--- start of Records for processing ---

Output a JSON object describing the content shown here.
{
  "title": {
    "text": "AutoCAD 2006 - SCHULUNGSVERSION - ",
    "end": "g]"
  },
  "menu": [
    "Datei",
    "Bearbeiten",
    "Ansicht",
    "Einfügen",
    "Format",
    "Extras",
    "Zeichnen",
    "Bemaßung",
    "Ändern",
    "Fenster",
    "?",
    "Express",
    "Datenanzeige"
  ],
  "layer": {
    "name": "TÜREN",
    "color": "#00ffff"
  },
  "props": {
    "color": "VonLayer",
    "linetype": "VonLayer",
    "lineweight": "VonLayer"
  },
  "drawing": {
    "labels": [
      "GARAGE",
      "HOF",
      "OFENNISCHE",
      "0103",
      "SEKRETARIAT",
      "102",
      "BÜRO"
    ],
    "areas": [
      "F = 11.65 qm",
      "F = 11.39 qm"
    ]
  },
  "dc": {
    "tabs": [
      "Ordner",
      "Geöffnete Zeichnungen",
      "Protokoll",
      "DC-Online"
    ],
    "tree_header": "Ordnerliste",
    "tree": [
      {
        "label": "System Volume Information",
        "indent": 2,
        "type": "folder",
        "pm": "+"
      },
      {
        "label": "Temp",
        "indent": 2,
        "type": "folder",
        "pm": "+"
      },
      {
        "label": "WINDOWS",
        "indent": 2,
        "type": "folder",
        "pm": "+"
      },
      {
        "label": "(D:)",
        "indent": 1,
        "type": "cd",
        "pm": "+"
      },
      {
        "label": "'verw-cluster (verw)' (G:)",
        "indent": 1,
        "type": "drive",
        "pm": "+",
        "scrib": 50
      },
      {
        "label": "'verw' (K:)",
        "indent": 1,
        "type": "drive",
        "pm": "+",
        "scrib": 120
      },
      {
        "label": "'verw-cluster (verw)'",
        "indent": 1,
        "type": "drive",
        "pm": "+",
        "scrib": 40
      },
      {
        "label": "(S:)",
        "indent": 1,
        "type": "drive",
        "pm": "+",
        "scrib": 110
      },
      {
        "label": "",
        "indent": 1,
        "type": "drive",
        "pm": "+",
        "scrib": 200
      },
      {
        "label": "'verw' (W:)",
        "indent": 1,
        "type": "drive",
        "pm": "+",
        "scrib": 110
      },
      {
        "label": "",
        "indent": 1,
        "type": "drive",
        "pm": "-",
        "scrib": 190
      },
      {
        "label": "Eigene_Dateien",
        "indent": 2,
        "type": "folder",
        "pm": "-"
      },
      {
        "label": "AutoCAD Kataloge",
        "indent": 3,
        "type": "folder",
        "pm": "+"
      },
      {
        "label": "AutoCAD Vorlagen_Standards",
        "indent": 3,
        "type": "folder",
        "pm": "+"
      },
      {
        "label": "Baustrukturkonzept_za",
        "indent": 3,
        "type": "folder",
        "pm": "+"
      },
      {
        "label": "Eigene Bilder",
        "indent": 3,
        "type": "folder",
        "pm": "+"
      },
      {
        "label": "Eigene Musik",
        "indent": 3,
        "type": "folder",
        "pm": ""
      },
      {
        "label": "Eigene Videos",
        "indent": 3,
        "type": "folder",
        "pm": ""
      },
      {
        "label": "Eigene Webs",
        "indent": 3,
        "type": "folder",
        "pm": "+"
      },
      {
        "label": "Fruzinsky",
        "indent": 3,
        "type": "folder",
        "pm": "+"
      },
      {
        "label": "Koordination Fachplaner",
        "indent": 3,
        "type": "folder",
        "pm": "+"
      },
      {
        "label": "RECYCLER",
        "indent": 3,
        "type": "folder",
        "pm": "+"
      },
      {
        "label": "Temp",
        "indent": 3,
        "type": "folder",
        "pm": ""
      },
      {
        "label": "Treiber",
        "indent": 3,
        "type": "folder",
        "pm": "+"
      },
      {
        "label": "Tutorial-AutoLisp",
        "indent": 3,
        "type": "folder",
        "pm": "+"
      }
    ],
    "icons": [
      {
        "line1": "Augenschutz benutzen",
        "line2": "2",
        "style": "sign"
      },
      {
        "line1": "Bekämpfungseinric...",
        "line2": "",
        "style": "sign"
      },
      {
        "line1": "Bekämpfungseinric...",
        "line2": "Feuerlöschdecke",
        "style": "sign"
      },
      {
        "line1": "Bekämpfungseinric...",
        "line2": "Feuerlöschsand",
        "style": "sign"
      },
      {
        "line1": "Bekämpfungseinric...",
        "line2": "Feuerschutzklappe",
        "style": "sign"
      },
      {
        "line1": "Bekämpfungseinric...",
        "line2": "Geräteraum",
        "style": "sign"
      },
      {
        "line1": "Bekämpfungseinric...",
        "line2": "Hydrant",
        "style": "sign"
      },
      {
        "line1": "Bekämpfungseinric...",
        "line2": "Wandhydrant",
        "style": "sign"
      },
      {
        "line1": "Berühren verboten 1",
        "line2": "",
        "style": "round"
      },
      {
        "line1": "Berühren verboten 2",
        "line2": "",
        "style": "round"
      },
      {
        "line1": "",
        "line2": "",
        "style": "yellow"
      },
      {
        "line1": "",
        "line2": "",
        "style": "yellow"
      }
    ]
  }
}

--- end of Records for processing ---

- What to do -
Extract each line of the material exactly as it stands.

- Exercise result -
Output a JSON object describing the content shown here.
{
  "title": {
    "text": "AutoCAD 2006 - SCHULUNGSVERSION - ",
    "end": "g]"
  },
  "menu": [
    "Datei",
    "Bearbeiten",
    "Ansicht",
    "Einfügen",
    "Format",
    "Extras",
    "Zeichnen",
    "Bemaßung",
    "Ändern",
    "Fenster",
    "?",
    "Express",
    "Datenanzeige"
  ],
  "layer": {
    "name": "TÜREN",
    "color": "#00ffff"
  },
  "props": {
    "color": "VonLayer",
    "linetype": "VonLayer",
    "lineweight": "VonLayer"
  },
  "drawing": {
    "labels": [
      "GARAGE",
      "HOF",
      "OFENNISCHE",
      "0103",
      "SEKRETARIAT",
      "102",
      "BÜRO"
    ],
    "areas": [
      "F = 11.65 qm",
      "F = 11.39 qm"
    ]
  },
  "dc": {
    "tabs": [
      "Ordner",
      "Geöffnete Zeichnungen",
      "Protokoll",
      "DC-Online"
    ],
    "tree_header": "Ordnerliste",
    "tree": [
      {
        "label": "System Volume Information",
        "indent": 2,
        "type": "folder",
        "pm": "+"
      },
      {
        "label": "Temp",
        "indent": 2,
        "type": "folder",
        "pm": "+"
      },
      {
        "label": "WINDOWS",
        "indent": 2,
        "type": "folder",
        "pm": "+"
      },
      {
        "label": "(D:)",
        "indent": 1,
        "type": "cd",
        "pm": "+"
      },
      {
        "label": "'verw-cluster (verw)' (G:)",
        "indent": 1,
        "type": "drive",
        "pm": "+",
        "scrib": 50
      },
      {
        "label": "'verw' (K:)",
        "indent": 1,
        "type": "drive",
        "pm": "+",
        "scrib": 120
      },
      {
        "label": "'verw-cluster (verw)'",
        "indent": 1,
        "type": "drive",
        "pm": "+",
        "scrib": 40
      },
      {
        "label": "(S:)",
        "indent": 1,
        "type": "drive",
        "pm": "+",
        "scrib": 110
      },
      {
        "label": "",
        "indent": 1,
        "type": "drive",
        "pm": "+",
        "scrib": 200
      },
      {
        "label": "'verw' (W:)",
        "indent": 1,
        "type": "drive",
        "pm": "+",
        "scrib": 110
      },
      {
        "label": "",
        "indent": 1,
        "type": "drive",
        "pm": "-",
        "scrib": 190
      },
      {
        "label": "Eigene_Dateien",
        "indent": 2,
        "type": "folder",
        "pm": "-"
      },
      {
        "label": "AutoCAD Kataloge",
        "indent": 3,
        "type": "folder",
        "pm": "+"
      },
      {
        "label": "AutoCAD Vorlagen_Standards",
        "indent": 3,
        "type": "folder",
        "pm": "+"
      },
      {
        "label": "Baustrukturkonzept_za",
        "indent": 3,
        "type": "folder",
        "pm": "+"
      },
      {
        "label": "Eigene Bilder",
        "indent": 3,
        "type": "folder",
        "pm": "+"
      },
      {
        "label": "Eigene Musik",
        "indent": 3,
        "type": "folder",
        "pm": ""
      },
      {
        "label": "Eigene Videos",
        "indent": 3,
        "type": "folder",
        "pm": ""
      },
      {
        "label": "Eigene Webs",
        "indent": 3,
        "type": "folder",
        "pm": "+"
      },
      {
        "label": "Fruzinsky",
        "indent": 3,
        "type": "folder",
        "pm": "+"
      },
      {
        "label": "Koordination Fachplaner",
        "indent": 3,
        "type": "folder",
        "pm": "+"
      },
      {
        "label": "RECYCLER",
        "indent": 3,
        "type": "folder",
        "pm": "+"
      },
      {
        "label": "Temp",
        "indent": 3,
        "type": "folder",
        "pm": ""
      },
      {
        "label": "Treiber",
        "indent": 3,
        "type": "folder",
        "pm": "+"
      },
      {
        "label": "Tutorial-AutoLisp",
        "indent": 3,
        "type": "folder",
        "pm": "+"
      }
    ],
    "icons": [
      {
        "line1": "Augenschutz benutzen",
        "line2": "2",
        "style": "sign"
      },
      {
        "line1": "Bekämpfungseinric...",
        "line2": "",
        "style": "sign"
      },
      {
        "line1": "Bekämpfungseinric...",
        "line2": "Feuerlöschdecke",
        "style": "sign"
      },
      {
        "line1": "Bekämpfungseinric...",
        "line2": "Feuerlöschsand",
        "style": "sign"
      },
      {
        "line1": "Bekämpfungseinric...",
        "line2": "Feuerschutzklappe",
        "style": "sign"
      },
      {
        "line1": "Bekämpfungseinric...",
        "line2": "Geräteraum",
        "style": "sign"
      },
      {
        "line1": "Bekämpfungseinric...",
        "line2": "Hydrant",
        "style": "sign"
      },
      {
        "line1": "Bekämpfungseinric...",
        "line2": "Wandhydrant",
        "style": "sign"
      },
      {
        "line1": "Berühren verboten 1",
        "line2": "",
        "style": "round"
      },
      {
        "line1": "Berühren verboten 2",
        "line2": "",
        "style": "round"
      },
      {
        "line1": "",
        "line2": "",
        "style": "yellow"
      },
      {
        "line1": "",
        "line2": "",
        "style": "yellow"
      }
    ]
  }
}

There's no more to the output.